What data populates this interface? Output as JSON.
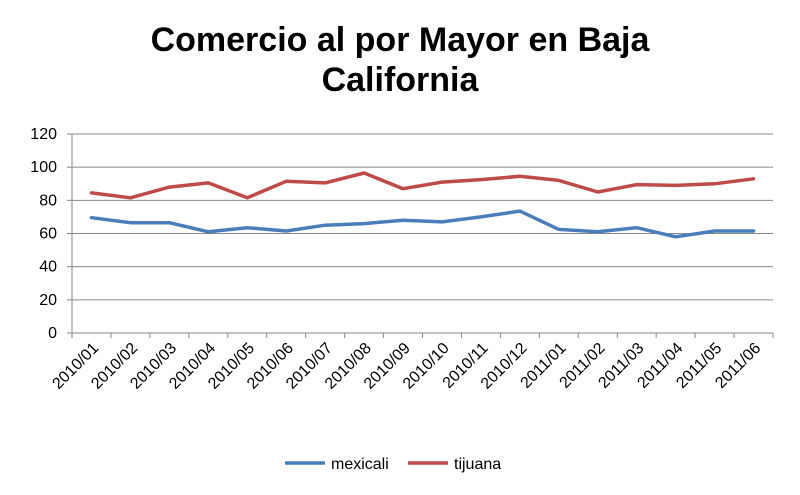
{
  "chart_data": {
    "type": "line",
    "title_lines": [
      "Comercio al por Mayor en Baja",
      "California"
    ],
    "categories": [
      "2010/01",
      "2010/02",
      "2010/03",
      "2010/04",
      "2010/05",
      "2010/06",
      "2010/07",
      "2010/08",
      "2010/09",
      "2010/10",
      "2010/11",
      "2010/12",
      "2011/01",
      "2011/02",
      "2011/03",
      "2011/04",
      "2011/05",
      "2011/06"
    ],
    "ylim": [
      0,
      120
    ],
    "yticks": [
      "0",
      "20",
      "40",
      "60",
      "80",
      "100",
      "120"
    ],
    "grid": true,
    "legend_position": "bottom",
    "series": [
      {
        "name": "mexicali",
        "color": "#4a7ebb",
        "values": [
          69.5,
          66.5,
          66.5,
          61,
          63.5,
          61.5,
          65,
          66,
          68,
          67,
          70,
          73.5,
          62.5,
          61,
          63.5,
          58,
          61.5,
          61.5
        ]
      },
      {
        "name": "tijuana",
        "color": "#be4b48",
        "values": [
          84.5,
          81.5,
          88,
          90.5,
          81.5,
          91.5,
          90.5,
          96.5,
          87,
          91,
          92.5,
          94.5,
          92,
          85,
          89.5,
          89,
          90,
          93
        ]
      }
    ]
  }
}
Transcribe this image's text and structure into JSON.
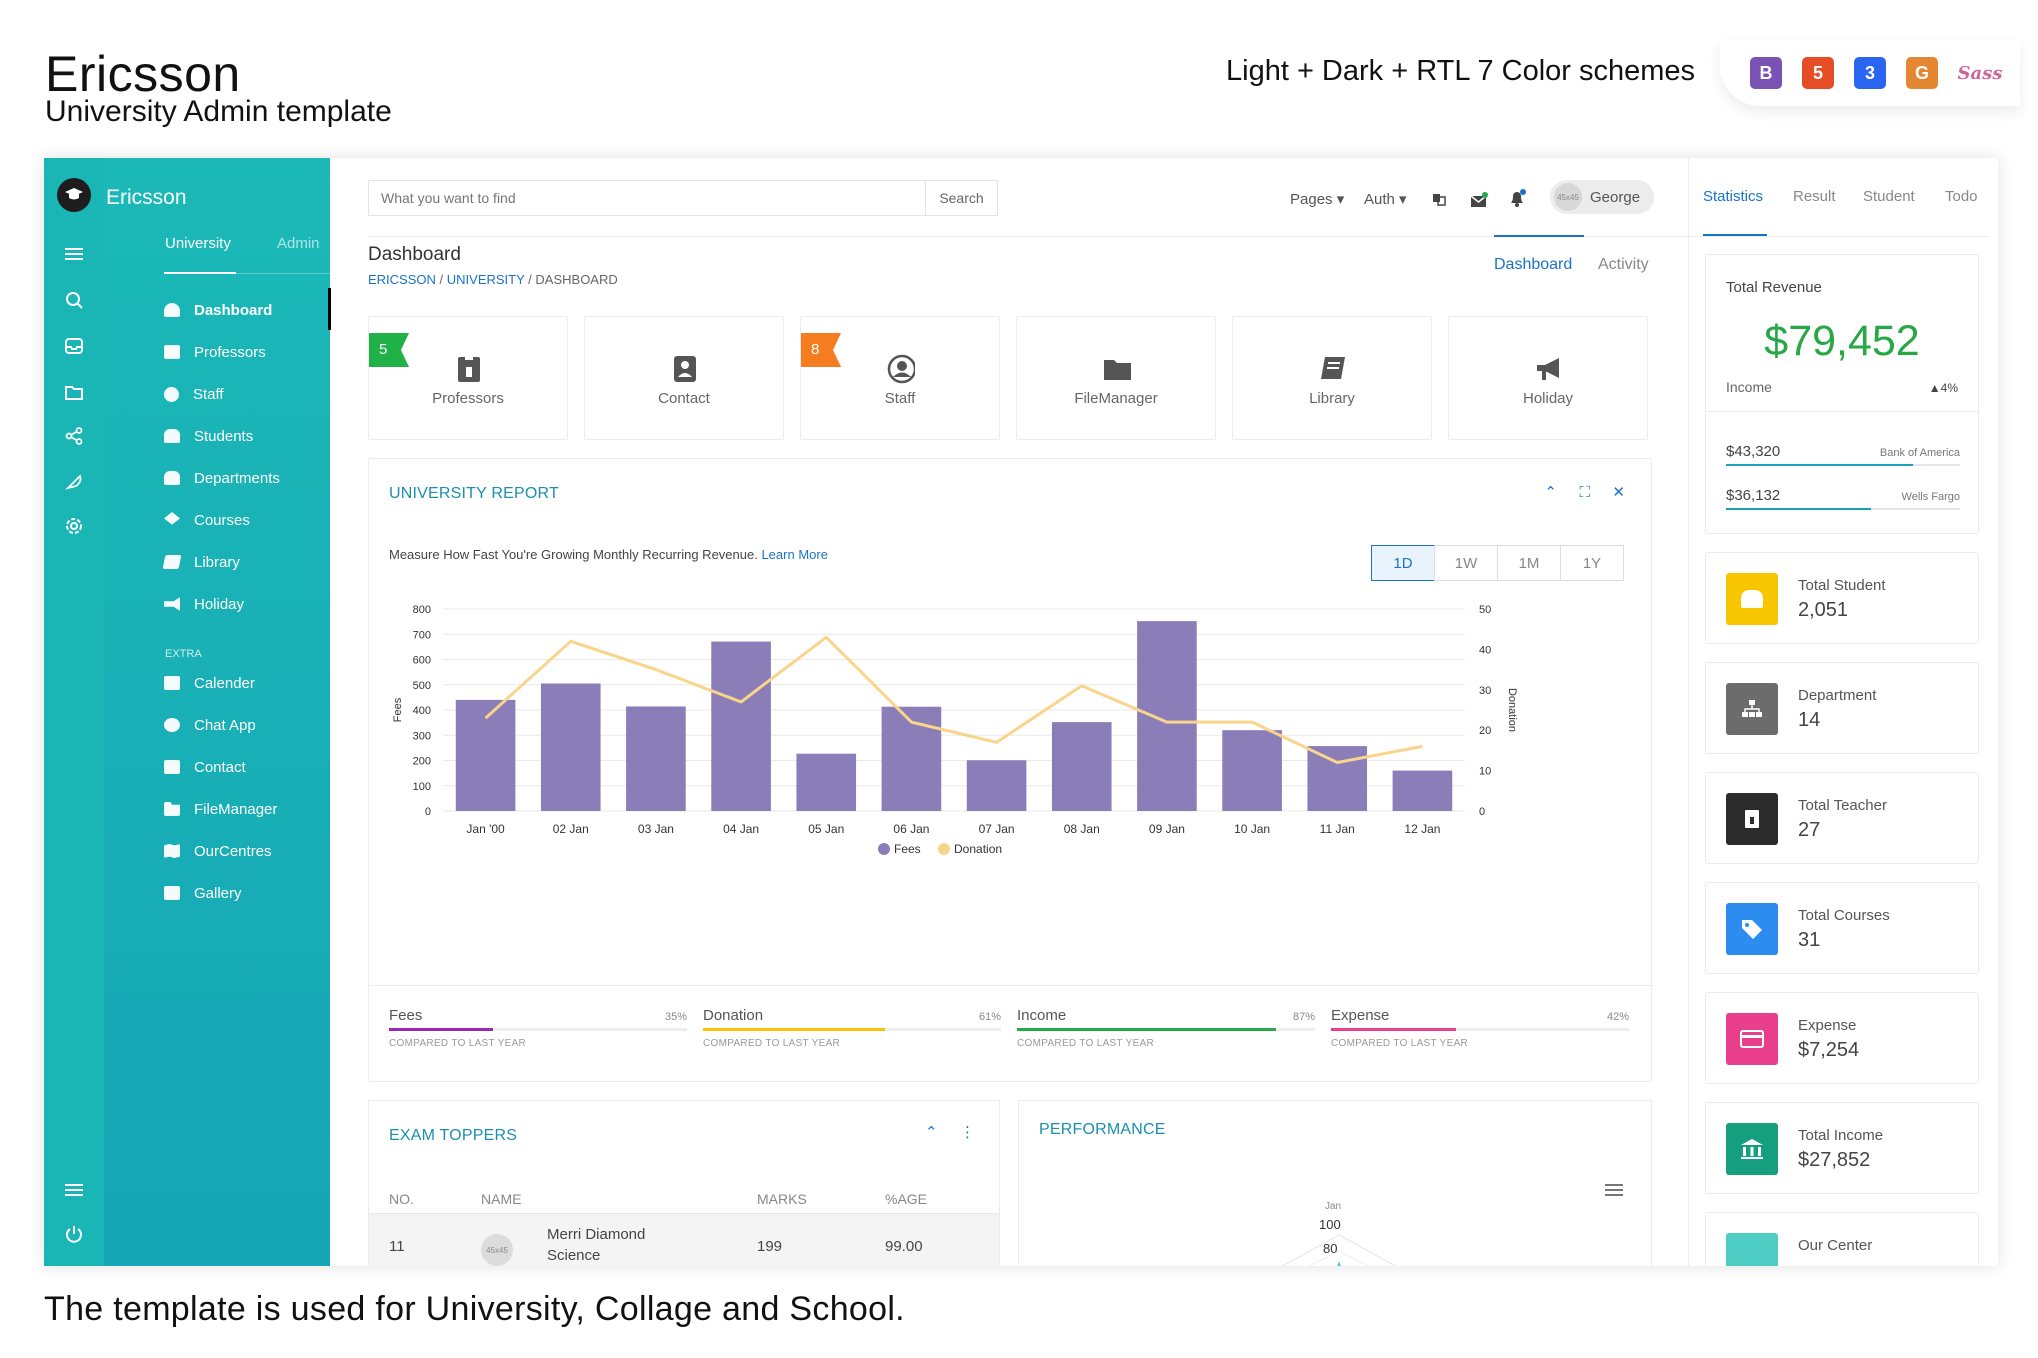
{
  "promo": {
    "title": "Ericsson",
    "subtitle": "University Admin template",
    "schemes": "Light + Dark + RTL 7 Color schemes",
    "footer": "The template is used for University, Collage and School.",
    "badges": [
      {
        "icon": "bootstrap-icon",
        "text": "B",
        "color": "#7952b3"
      },
      {
        "icon": "html5-icon",
        "text": "5",
        "color": "#e44d26"
      },
      {
        "icon": "css3-icon",
        "text": "3",
        "color": "#2965f1"
      },
      {
        "icon": "grunt-icon",
        "text": "G",
        "color": "#e48632"
      },
      {
        "icon": "sass-icon",
        "text": "Sass",
        "color": "#cd6799"
      }
    ]
  },
  "sidebar": {
    "brand": "Ericsson",
    "tabs": [
      "University",
      "Admin"
    ],
    "items": [
      "Dashboard",
      "Professors",
      "Staff",
      "Students",
      "Departments",
      "Courses",
      "Library",
      "Holiday"
    ],
    "extra_label": "EXTRA",
    "extra_items": [
      "Calender",
      "Chat App",
      "Contact",
      "FileManager",
      "OurCentres",
      "Gallery"
    ]
  },
  "topbar": {
    "search_placeholder": "What you want to find",
    "search_button": "Search",
    "nav": [
      "Pages ▾",
      "Auth ▾"
    ],
    "avatar_text": "45x45",
    "user_name": "George"
  },
  "page": {
    "title": "Dashboard",
    "breadcrumb": [
      "ERICSSON",
      "UNIVERSITY",
      "DASHBOARD"
    ],
    "tabs": [
      "Dashboard",
      "Activity"
    ]
  },
  "tiles": [
    {
      "label": "Professors",
      "badge": "5",
      "badge_color": "#21b149",
      "icon": "id-badge-icon"
    },
    {
      "label": "Contact",
      "badge": "",
      "badge_color": "",
      "icon": "address-book-icon"
    },
    {
      "label": "Staff",
      "badge": "8",
      "badge_color": "#f57c1f",
      "icon": "user-circle-icon"
    },
    {
      "label": "FileManager",
      "badge": "",
      "badge_color": "",
      "icon": "folder-icon"
    },
    {
      "label": "Library",
      "badge": "",
      "badge_color": "",
      "icon": "book-icon"
    },
    {
      "label": "Holiday",
      "badge": "",
      "badge_color": "",
      "icon": "megaphone-icon"
    }
  ],
  "report": {
    "title": "UNIVERSITY REPORT",
    "description": "Measure How Fast You're Growing Monthly Recurring Revenue.",
    "learn_more": "Learn More",
    "ranges": [
      "1D",
      "1W",
      "1M",
      "1Y"
    ],
    "active_range": "1D",
    "stats": [
      {
        "name": "Fees",
        "pct": "35%",
        "fill": 0.35,
        "color": "#9c27b0",
        "compare": "COMPARED TO LAST YEAR"
      },
      {
        "name": "Donation",
        "pct": "61%",
        "fill": 0.61,
        "color": "#ffc107",
        "compare": "COMPARED TO LAST YEAR"
      },
      {
        "name": "Income",
        "pct": "87%",
        "fill": 0.87,
        "color": "#27a745",
        "compare": "COMPARED TO LAST YEAR"
      },
      {
        "name": "Expense",
        "pct": "42%",
        "fill": 0.42,
        "color": "#e83e8c",
        "compare": "COMPARED TO LAST YEAR"
      }
    ]
  },
  "chart_data": {
    "type": "bar",
    "categories": [
      "Jan '00",
      "02 Jan",
      "03 Jan",
      "04 Jan",
      "05 Jan",
      "06 Jan",
      "07 Jan",
      "08 Jan",
      "09 Jan",
      "10 Jan",
      "11 Jan",
      "12 Jan"
    ],
    "series": [
      {
        "name": "Fees",
        "type": "bar",
        "axis": "left",
        "color": "#8a7db8",
        "values": [
          440,
          505,
          414,
          671,
          227,
          413,
          201,
          352,
          752,
          320,
          257,
          160
        ]
      },
      {
        "name": "Donation",
        "type": "line",
        "axis": "right",
        "color": "#f9d48b",
        "values": [
          23,
          42,
          35,
          27,
          43,
          22,
          17,
          31,
          22,
          22,
          12,
          16
        ]
      }
    ],
    "xlabel": "",
    "ylabel": "Fees",
    "y2label": "Donation",
    "ylim": [
      0,
      800
    ],
    "yticks": [
      0,
      100,
      200,
      300,
      400,
      500,
      600,
      700,
      800
    ],
    "y2lim": [
      0,
      50
    ],
    "y2ticks": [
      0,
      10,
      20,
      30,
      40,
      50
    ],
    "grid": true,
    "legend": "bottom"
  },
  "exam": {
    "title": "EXAM TOPPERS",
    "headers": [
      "NO.",
      "NAME",
      "MARKS",
      "%AGE"
    ],
    "rows": [
      {
        "no": "11",
        "avatar": "45x45",
        "name": "Merri Diamond",
        "subject": "Science",
        "marks": "199",
        "pct": "99.00"
      }
    ]
  },
  "performance": {
    "title": "PERFORMANCE",
    "month": "Jan",
    "ticks": [
      "100",
      "80"
    ]
  },
  "right": {
    "tabs": [
      "Statistics",
      "Result",
      "Student",
      "Todo"
    ],
    "revenue": {
      "label": "Total Revenue",
      "amount": "$79,452",
      "income_label": "Income",
      "income_pct": "▲4%",
      "banks": [
        {
          "amount": "$43,320",
          "name": "Bank of America",
          "fill": 0.8
        },
        {
          "amount": "$36,132",
          "name": "Wells Fargo",
          "fill": 0.62
        }
      ]
    },
    "cards": [
      {
        "label": "Total Student",
        "value": "2,051",
        "color": "#f7c600",
        "icon": "users-icon"
      },
      {
        "label": "Department",
        "value": "14",
        "color": "#6c6c6c",
        "icon": "sitemap-icon"
      },
      {
        "label": "Total Teacher",
        "value": "27",
        "color": "#2b2b2b",
        "icon": "id-badge-icon"
      },
      {
        "label": "Total Courses",
        "value": "31",
        "color": "#2d8cf0",
        "icon": "tags-icon"
      },
      {
        "label": "Expense",
        "value": "$7,254",
        "color": "#e83e8c",
        "icon": "credit-card-icon"
      },
      {
        "label": "Total Income",
        "value": "$27,852",
        "color": "#17a07f",
        "icon": "bank-icon"
      },
      {
        "label": "Our Center",
        "value": "",
        "color": "#4ecdc4",
        "icon": "map-icon"
      }
    ]
  }
}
= = =
- [What you will do]:
Reproduce every record word for word. The copy must contain no pictures.

- [Exercise answer]:
What data populates this interface? Output as JSON.
{
  "chart_data": {
    "type": "line",
    "title_lines": [
      "Comercio al por Mayor en Baja",
      "California"
    ],
    "categories": [
      "2010/01",
      "2010/02",
      "2010/03",
      "2010/04",
      "2010/05",
      "2010/06",
      "2010/07",
      "2010/08",
      "2010/09",
      "2010/10",
      "2010/11",
      "2010/12",
      "2011/01",
      "2011/02",
      "2011/03",
      "2011/04",
      "2011/05",
      "2011/06"
    ],
    "ylim": [
      0,
      120
    ],
    "yticks": [
      "0",
      "20",
      "40",
      "60",
      "80",
      "100",
      "120"
    ],
    "grid": true,
    "legend_position": "bottom",
    "series": [
      {
        "name": "mexicali",
        "color": "#4a7ebb",
        "values": [
          69.5,
          66.5,
          66.5,
          61,
          63.5,
          61.5,
          65,
          66,
          68,
          67,
          70,
          73.5,
          62.5,
          61,
          63.5,
          58,
          61.5,
          61.5
        ]
      },
      {
        "name": "tijuana",
        "color": "#be4b48",
        "values": [
          84.5,
          81.5,
          88,
          90.5,
          81.5,
          91.5,
          90.5,
          96.5,
          87,
          91,
          92.5,
          94.5,
          92,
          85,
          89.5,
          89,
          90,
          93
        ]
      }
    ]
  }
}
Transcribe this image's text and structure into JSON.
{
  "promo": {
    "title": "Ericsson",
    "subtitle": "University Admin template",
    "schemes": "Light + Dark + RTL 7 Color schemes",
    "footer": "The template is used for University, Collage and School.",
    "badges": [
      {
        "icon": "bootstrap-icon",
        "text": "B",
        "color": "#7952b3"
      },
      {
        "icon": "html5-icon",
        "text": "5",
        "color": "#e44d26"
      },
      {
        "icon": "css3-icon",
        "text": "3",
        "color": "#2965f1"
      },
      {
        "icon": "grunt-icon",
        "text": "G",
        "color": "#e48632"
      },
      {
        "icon": "sass-icon",
        "text": "Sass",
        "color": "#cd6799"
      }
    ]
  },
  "sidebar": {
    "brand": "Ericsson",
    "tabs": [
      "University",
      "Admin"
    ],
    "items": [
      "Dashboard",
      "Professors",
      "Staff",
      "Students",
      "Departments",
      "Courses",
      "Library",
      "Holiday"
    ],
    "extra_label": "EXTRA",
    "extra_items": [
      "Calender",
      "Chat App",
      "Contact",
      "FileManager",
      "OurCentres",
      "Gallery"
    ]
  },
  "topbar": {
    "search_placeholder": "What you want to find",
    "search_button": "Search",
    "nav": [
      "Pages ▾",
      "Auth ▾"
    ],
    "avatar_text": "45x45",
    "user_name": "George"
  },
  "page": {
    "title": "Dashboard",
    "breadcrumb": [
      "ERICSSON",
      "UNIVERSITY",
      "DASHBOARD"
    ],
    "tabs": [
      "Dashboard",
      "Activity"
    ]
  },
  "tiles": [
    {
      "label": "Professors",
      "badge": "5",
      "badge_color": "#21b149",
      "icon": "id-badge-icon"
    },
    {
      "label": "Contact",
      "badge": "",
      "badge_color": "",
      "icon": "address-book-icon"
    },
    {
      "label": "Staff",
      "badge": "8",
      "badge_color": "#f57c1f",
      "icon": "user-circle-icon"
    },
    {
      "label": "FileManager",
      "badge": "",
      "badge_color": "",
      "icon": "folder-icon"
    },
    {
      "label": "Library",
      "badge": "",
      "badge_color": "",
      "icon": "book-icon"
    },
    {
      "label": "Holiday",
      "badge": "",
      "badge_color": "",
      "icon": "megaphone-icon"
    }
  ],
  "report": {
    "title": "UNIVERSITY REPORT",
    "description": "Measure How Fast You're Growing Monthly Recurring Revenue.",
    "learn_more": "Learn More",
    "ranges": [
      "1D",
      "1W",
      "1M",
      "1Y"
    ],
    "active_range": "1D",
    "stats": [
      {
        "name": "Fees",
        "pct": "35%",
        "fill": 0.35,
        "color": "#9c27b0",
        "compare": "COMPARED TO LAST YEAR"
      },
      {
        "name": "Donation",
        "pct": "61%",
        "fill": 0.61,
        "color": "#ffc107",
        "compare": "COMPARED TO LAST YEAR"
      },
      {
        "name": "Income",
        "pct": "87%",
        "fill": 0.87,
        "color": "#27a745",
        "compare": "COMPARED TO LAST YEAR"
      },
      {
        "name": "Expense",
        "pct": "42%",
        "fill": 0.42,
        "color": "#e83e8c",
        "compare": "COMPARED TO LAST YEAR"
      }
    ]
  },
  "chart_data": {
    "type": "bar",
    "categories": [
      "Jan '00",
      "02 Jan",
      "03 Jan",
      "04 Jan",
      "05 Jan",
      "06 Jan",
      "07 Jan",
      "08 Jan",
      "09 Jan",
      "10 Jan",
      "11 Jan",
      "12 Jan"
    ],
    "series": [
      {
        "name": "Fees",
        "type": "bar",
        "axis": "left",
        "color": "#8a7db8",
        "values": [
          440,
          505,
          414,
          671,
          227,
          413,
          201,
          352,
          752,
          320,
          257,
          160
        ]
      },
      {
        "name": "Donation",
        "type": "line",
        "axis": "right",
        "color": "#f9d48b",
        "values": [
          23,
          42,
          35,
          27,
          43,
          22,
          17,
          31,
          22,
          22,
          12,
          16
        ]
      }
    ],
    "xlabel": "",
    "ylabel": "Fees",
    "y2label": "Donation",
    "ylim": [
      0,
      800
    ],
    "yticks": [
      0,
      100,
      200,
      300,
      400,
      500,
      600,
      700,
      800
    ],
    "y2lim": [
      0,
      50
    ],
    "y2ticks": [
      0,
      10,
      20,
      30,
      40,
      50
    ],
    "grid": true,
    "legend": "bottom"
  },
  "exam": {
    "title": "EXAM TOPPERS",
    "headers": [
      "NO.",
      "NAME",
      "MARKS",
      "%AGE"
    ],
    "rows": [
      {
        "no": "11",
        "avatar": "45x45",
        "name": "Merri Diamond",
        "subject": "Science",
        "marks": "199",
        "pct": "99.00"
      }
    ]
  },
  "performance": {
    "title": "PERFORMANCE",
    "month": "Jan",
    "ticks": [
      "100",
      "80"
    ]
  },
  "right": {
    "tabs": [
      "Statistics",
      "Result",
      "Student",
      "Todo"
    ],
    "revenue": {
      "label": "Total Revenue",
      "amount": "$79,452",
      "income_label": "Income",
      "income_pct": "▲4%",
      "banks": [
        {
          "amount": "$43,320",
          "name": "Bank of America",
          "fill": 0.8
        },
        {
          "amount": "$36,132",
          "name": "Wells Fargo",
          "fill": 0.62
        }
      ]
    },
    "cards": [
      {
        "label": "Total Student",
        "value": "2,051",
        "color": "#f7c600",
        "icon": "users-icon"
      },
      {
        "label": "Department",
        "value": "14",
        "color": "#6c6c6c",
        "icon": "sitemap-icon"
      },
      {
        "label": "Total Teacher",
        "value": "27",
        "color": "#2b2b2b",
        "icon": "id-badge-icon"
      },
      {
        "label": "Total Courses",
        "value": "31",
        "color": "#2d8cf0",
        "icon": "tags-icon"
      },
      {
        "label": "Expense",
        "value": "$7,254",
        "color": "#e83e8c",
        "icon": "credit-card-icon"
      },
      {
        "label": "Total Income",
        "value": "$27,852",
        "color": "#17a07f",
        "icon": "bank-icon"
      },
      {
        "label": "Our Center",
        "value": "",
        "color": "#4ecdc4",
        "icon": "map-icon"
      }
    ]
  }
}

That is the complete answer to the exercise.